* BEGIN Given information *

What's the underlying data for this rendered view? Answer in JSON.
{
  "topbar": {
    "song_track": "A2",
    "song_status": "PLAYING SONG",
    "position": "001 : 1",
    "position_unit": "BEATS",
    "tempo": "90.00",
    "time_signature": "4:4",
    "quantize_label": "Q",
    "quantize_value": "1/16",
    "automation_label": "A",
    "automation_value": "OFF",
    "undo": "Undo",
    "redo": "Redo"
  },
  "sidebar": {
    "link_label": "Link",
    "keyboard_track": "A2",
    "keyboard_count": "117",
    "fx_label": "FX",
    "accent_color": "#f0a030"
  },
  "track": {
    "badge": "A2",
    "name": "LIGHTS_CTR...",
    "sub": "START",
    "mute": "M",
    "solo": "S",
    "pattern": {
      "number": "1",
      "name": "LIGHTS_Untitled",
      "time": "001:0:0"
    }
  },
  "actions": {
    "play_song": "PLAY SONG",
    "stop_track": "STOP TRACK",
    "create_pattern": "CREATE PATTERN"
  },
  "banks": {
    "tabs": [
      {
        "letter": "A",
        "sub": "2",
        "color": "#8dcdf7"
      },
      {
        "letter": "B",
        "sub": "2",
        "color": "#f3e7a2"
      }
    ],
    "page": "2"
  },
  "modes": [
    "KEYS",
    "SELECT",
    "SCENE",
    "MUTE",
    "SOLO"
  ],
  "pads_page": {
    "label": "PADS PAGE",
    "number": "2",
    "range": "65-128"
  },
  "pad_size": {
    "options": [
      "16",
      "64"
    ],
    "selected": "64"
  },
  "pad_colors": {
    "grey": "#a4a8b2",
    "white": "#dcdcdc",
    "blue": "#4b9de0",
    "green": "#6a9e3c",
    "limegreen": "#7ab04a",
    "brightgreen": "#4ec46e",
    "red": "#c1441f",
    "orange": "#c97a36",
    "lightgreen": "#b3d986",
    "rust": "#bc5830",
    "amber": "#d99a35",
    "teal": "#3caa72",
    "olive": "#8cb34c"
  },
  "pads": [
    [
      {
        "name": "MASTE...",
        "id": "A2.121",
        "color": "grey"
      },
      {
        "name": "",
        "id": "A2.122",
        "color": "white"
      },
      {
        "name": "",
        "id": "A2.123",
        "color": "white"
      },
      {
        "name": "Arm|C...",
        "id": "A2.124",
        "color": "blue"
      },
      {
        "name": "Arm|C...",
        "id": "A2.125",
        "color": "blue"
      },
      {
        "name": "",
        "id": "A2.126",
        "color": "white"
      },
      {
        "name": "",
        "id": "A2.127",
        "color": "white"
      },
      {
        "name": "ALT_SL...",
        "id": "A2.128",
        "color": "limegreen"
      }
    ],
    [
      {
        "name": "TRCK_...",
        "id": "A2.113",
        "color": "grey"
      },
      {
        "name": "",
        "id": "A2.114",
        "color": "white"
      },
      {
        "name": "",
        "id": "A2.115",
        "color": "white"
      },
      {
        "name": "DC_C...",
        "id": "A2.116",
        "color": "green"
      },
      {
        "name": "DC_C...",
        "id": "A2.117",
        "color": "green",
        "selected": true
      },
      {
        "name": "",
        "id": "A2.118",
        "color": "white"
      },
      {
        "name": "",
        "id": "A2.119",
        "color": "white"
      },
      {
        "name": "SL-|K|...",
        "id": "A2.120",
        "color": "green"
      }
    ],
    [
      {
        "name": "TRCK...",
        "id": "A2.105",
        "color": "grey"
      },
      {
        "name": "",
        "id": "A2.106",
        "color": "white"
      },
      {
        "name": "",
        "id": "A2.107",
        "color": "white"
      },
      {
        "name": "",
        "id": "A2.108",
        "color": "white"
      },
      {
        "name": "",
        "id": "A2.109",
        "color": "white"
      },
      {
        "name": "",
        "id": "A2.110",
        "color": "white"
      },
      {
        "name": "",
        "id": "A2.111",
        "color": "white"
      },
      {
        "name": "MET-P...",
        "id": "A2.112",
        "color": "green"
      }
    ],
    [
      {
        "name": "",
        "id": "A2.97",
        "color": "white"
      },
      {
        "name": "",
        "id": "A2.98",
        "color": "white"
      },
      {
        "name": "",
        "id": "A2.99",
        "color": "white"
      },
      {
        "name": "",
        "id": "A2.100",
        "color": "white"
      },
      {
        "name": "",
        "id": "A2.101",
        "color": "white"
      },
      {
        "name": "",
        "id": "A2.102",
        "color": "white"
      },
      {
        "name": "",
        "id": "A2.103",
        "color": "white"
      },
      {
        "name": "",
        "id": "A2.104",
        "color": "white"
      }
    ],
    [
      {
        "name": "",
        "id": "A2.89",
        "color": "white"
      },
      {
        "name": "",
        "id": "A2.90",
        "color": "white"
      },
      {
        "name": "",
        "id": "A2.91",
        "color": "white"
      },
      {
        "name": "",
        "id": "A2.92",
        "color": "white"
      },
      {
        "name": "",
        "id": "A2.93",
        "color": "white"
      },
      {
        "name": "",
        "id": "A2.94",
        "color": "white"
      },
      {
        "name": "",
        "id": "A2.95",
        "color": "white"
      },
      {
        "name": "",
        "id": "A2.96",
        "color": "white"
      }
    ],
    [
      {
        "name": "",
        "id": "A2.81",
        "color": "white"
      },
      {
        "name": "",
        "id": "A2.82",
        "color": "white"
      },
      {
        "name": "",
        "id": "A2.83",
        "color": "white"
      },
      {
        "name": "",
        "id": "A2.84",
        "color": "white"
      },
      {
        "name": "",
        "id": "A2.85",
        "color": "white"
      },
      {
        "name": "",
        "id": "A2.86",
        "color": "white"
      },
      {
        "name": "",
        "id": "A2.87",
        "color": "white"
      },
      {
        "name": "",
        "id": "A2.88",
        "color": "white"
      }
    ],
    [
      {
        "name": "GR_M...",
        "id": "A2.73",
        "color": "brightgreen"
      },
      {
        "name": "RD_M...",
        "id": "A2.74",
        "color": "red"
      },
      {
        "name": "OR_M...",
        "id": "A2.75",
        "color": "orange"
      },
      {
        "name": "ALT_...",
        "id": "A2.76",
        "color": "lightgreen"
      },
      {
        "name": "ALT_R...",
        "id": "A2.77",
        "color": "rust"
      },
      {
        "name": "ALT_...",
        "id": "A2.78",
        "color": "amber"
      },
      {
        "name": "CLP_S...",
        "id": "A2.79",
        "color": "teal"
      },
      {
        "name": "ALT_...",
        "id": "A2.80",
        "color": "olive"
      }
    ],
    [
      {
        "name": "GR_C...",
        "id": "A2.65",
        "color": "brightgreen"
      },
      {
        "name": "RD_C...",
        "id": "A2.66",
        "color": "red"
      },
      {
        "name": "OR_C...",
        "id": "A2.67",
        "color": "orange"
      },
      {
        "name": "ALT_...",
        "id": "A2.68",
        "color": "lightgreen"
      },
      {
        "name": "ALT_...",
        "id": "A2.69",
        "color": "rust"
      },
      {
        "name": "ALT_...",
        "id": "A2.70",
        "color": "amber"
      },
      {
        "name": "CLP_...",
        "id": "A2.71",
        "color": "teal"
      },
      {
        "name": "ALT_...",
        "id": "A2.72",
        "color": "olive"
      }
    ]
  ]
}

* END Given information *

Write out the entries above once more, without altering anything.

What's the underlying data for this rendered view? Answer in JSON.
{
  "topbar": {
    "song_track": "A2",
    "song_status": "PLAYING SONG",
    "position": "001 : 1",
    "position_unit": "BEATS",
    "tempo": "90.00",
    "time_signature": "4:4",
    "quantize_label": "Q",
    "quantize_value": "1/16",
    "automation_label": "A",
    "automation_value": "OFF",
    "undo": "Undo",
    "redo": "Redo"
  },
  "sidebar": {
    "link_label": "Link",
    "keyboard_track": "A2",
    "keyboard_count": "117",
    "fx_label": "FX",
    "accent_color": "#f0a030"
  },
  "track": {
    "badge": "A2",
    "name": "LIGHTS_CTR...",
    "sub": "START",
    "mute": "M",
    "solo": "S",
    "pattern": {
      "number": "1",
      "name": "LIGHTS_Untitled",
      "time": "001:0:0"
    }
  },
  "actions": {
    "play_song": "PLAY SONG",
    "stop_track": "STOP TRACK",
    "create_pattern": "CREATE PATTERN"
  },
  "banks": {
    "tabs": [
      {
        "letter": "A",
        "sub": "2",
        "color": "#8dcdf7"
      },
      {
        "letter": "B",
        "sub": "2",
        "color": "#f3e7a2"
      }
    ],
    "page": "2"
  },
  "modes": [
    "KEYS",
    "SELECT",
    "SCENE",
    "MUTE",
    "SOLO"
  ],
  "pads_page": {
    "label": "PADS PAGE",
    "number": "2",
    "range": "65-128"
  },
  "pad_size": {
    "options": [
      "16",
      "64"
    ],
    "selected": "64"
  },
  "pad_colors": {
    "grey": "#a4a8b2",
    "white": "#dcdcdc",
    "blue": "#4b9de0",
    "green": "#6a9e3c",
    "limegreen": "#7ab04a",
    "brightgreen": "#4ec46e",
    "red": "#c1441f",
    "orange": "#c97a36",
    "lightgreen": "#b3d986",
    "rust": "#bc5830",
    "amber": "#d99a35",
    "teal": "#3caa72",
    "olive": "#8cb34c"
  },
  "pads": [
    [
      {
        "name": "MASTE...",
        "id": "A2.121",
        "color": "grey"
      },
      {
        "name": "",
        "id": "A2.122",
        "color": "white"
      },
      {
        "name": "",
        "id": "A2.123",
        "color": "white"
      },
      {
        "name": "Arm|C...",
        "id": "A2.124",
        "color": "blue"
      },
      {
        "name": "Arm|C...",
        "id": "A2.125",
        "color": "blue"
      },
      {
        "name": "",
        "id": "A2.126",
        "color": "white"
      },
      {
        "name": "",
        "id": "A2.127",
        "color": "white"
      },
      {
        "name": "ALT_SL...",
        "id": "A2.128",
        "color": "limegreen"
      }
    ],
    [
      {
        "name": "TRCK_...",
        "id": "A2.113",
        "color": "grey"
      },
      {
        "name": "",
        "id": "A2.114",
        "color": "white"
      },
      {
        "name": "",
        "id": "A2.115",
        "color": "white"
      },
      {
        "name": "DC_C...",
        "id": "A2.116",
        "color": "green"
      },
      {
        "name": "DC_C...",
        "id": "A2.117",
        "color": "green",
        "selected": true
      },
      {
        "name": "",
        "id": "A2.118",
        "color": "white"
      },
      {
        "name": "",
        "id": "A2.119",
        "color": "white"
      },
      {
        "name": "SL-|K|...",
        "id": "A2.120",
        "color": "green"
      }
    ],
    [
      {
        "name": "TRCK...",
        "id": "A2.105",
        "color": "grey"
      },
      {
        "name": "",
        "id": "A2.106",
        "color": "white"
      },
      {
        "name": "",
        "id": "A2.107",
        "color": "white"
      },
      {
        "name": "",
        "id": "A2.108",
        "color": "white"
      },
      {
        "name": "",
        "id": "A2.109",
        "color": "white"
      },
      {
        "name": "",
        "id": "A2.110",
        "color": "white"
      },
      {
        "name": "",
        "id": "A2.111",
        "color": "white"
      },
      {
        "name": "MET-P...",
        "id": "A2.112",
        "color": "green"
      }
    ],
    [
      {
        "name": "",
        "id": "A2.97",
        "color": "white"
      },
      {
        "name": "",
        "id": "A2.98",
        "color": "white"
      },
      {
        "name": "",
        "id": "A2.99",
        "color": "white"
      },
      {
        "name": "",
        "id": "A2.100",
        "color": "white"
      },
      {
        "name": "",
        "id": "A2.101",
        "color": "white"
      },
      {
        "name": "",
        "id": "A2.102",
        "color": "white"
      },
      {
        "name": "",
        "id": "A2.103",
        "color": "white"
      },
      {
        "name": "",
        "id": "A2.104",
        "color": "white"
      }
    ],
    [
      {
        "name": "",
        "id": "A2.89",
        "color": "white"
      },
      {
        "name": "",
        "id": "A2.90",
        "color": "white"
      },
      {
        "name": "",
        "id": "A2.91",
        "color": "white"
      },
      {
        "name": "",
        "id": "A2.92",
        "color": "white"
      },
      {
        "name": "",
        "id": "A2.93",
        "color": "white"
      },
      {
        "name": "",
        "id": "A2.94",
        "color": "white"
      },
      {
        "name": "",
        "id": "A2.95",
        "color": "white"
      },
      {
        "name": "",
        "id": "A2.96",
        "color": "white"
      }
    ],
    [
      {
        "name": "",
        "id": "A2.81",
        "color": "white"
      },
      {
        "name": "",
        "id": "A2.82",
        "color": "white"
      },
      {
        "name": "",
        "id": "A2.83",
        "color": "white"
      },
      {
        "name": "",
        "id": "A2.84",
        "color": "white"
      },
      {
        "name": "",
        "id": "A2.85",
        "color": "white"
      },
      {
        "name": "",
        "id": "A2.86",
        "color": "white"
      },
      {
        "name": "",
        "id": "A2.87",
        "color": "white"
      },
      {
        "name": "",
        "id": "A2.88",
        "color": "white"
      }
    ],
    [
      {
        "name": "GR_M...",
        "id": "A2.73",
        "color": "brightgreen"
      },
      {
        "name": "RD_M...",
        "id": "A2.74",
        "color": "red"
      },
      {
        "name": "OR_M...",
        "id": "A2.75",
        "color": "orange"
      },
      {
        "name": "ALT_...",
        "id": "A2.76",
        "color": "lightgreen"
      },
      {
        "name": "ALT_R...",
        "id": "A2.77",
        "color": "rust"
      },
      {
        "name": "ALT_...",
        "id": "A2.78",
        "color": "amber"
      },
      {
        "name": "CLP_S...",
        "id": "A2.79",
        "color": "teal"
      },
      {
        "name": "ALT_...",
        "id": "A2.80",
        "color": "olive"
      }
    ],
    [
      {
        "name": "GR_C...",
        "id": "A2.65",
        "color": "brightgreen"
      },
      {
        "name": "RD_C...",
        "id": "A2.66",
        "color": "red"
      },
      {
        "name": "OR_C...",
        "id": "A2.67",
        "color": "orange"
      },
      {
        "name": "ALT_...",
        "id": "A2.68",
        "color": "lightgreen"
      },
      {
        "name": "ALT_...",
        "id": "A2.69",
        "color": "rust"
      },
      {
        "name": "ALT_...",
        "id": "A2.70",
        "color": "amber"
      },
      {
        "name": "CLP_...",
        "id": "A2.71",
        "color": "teal"
      },
      {
        "name": "ALT_...",
        "id": "A2.72",
        "color": "olive"
      }
    ]
  ]
}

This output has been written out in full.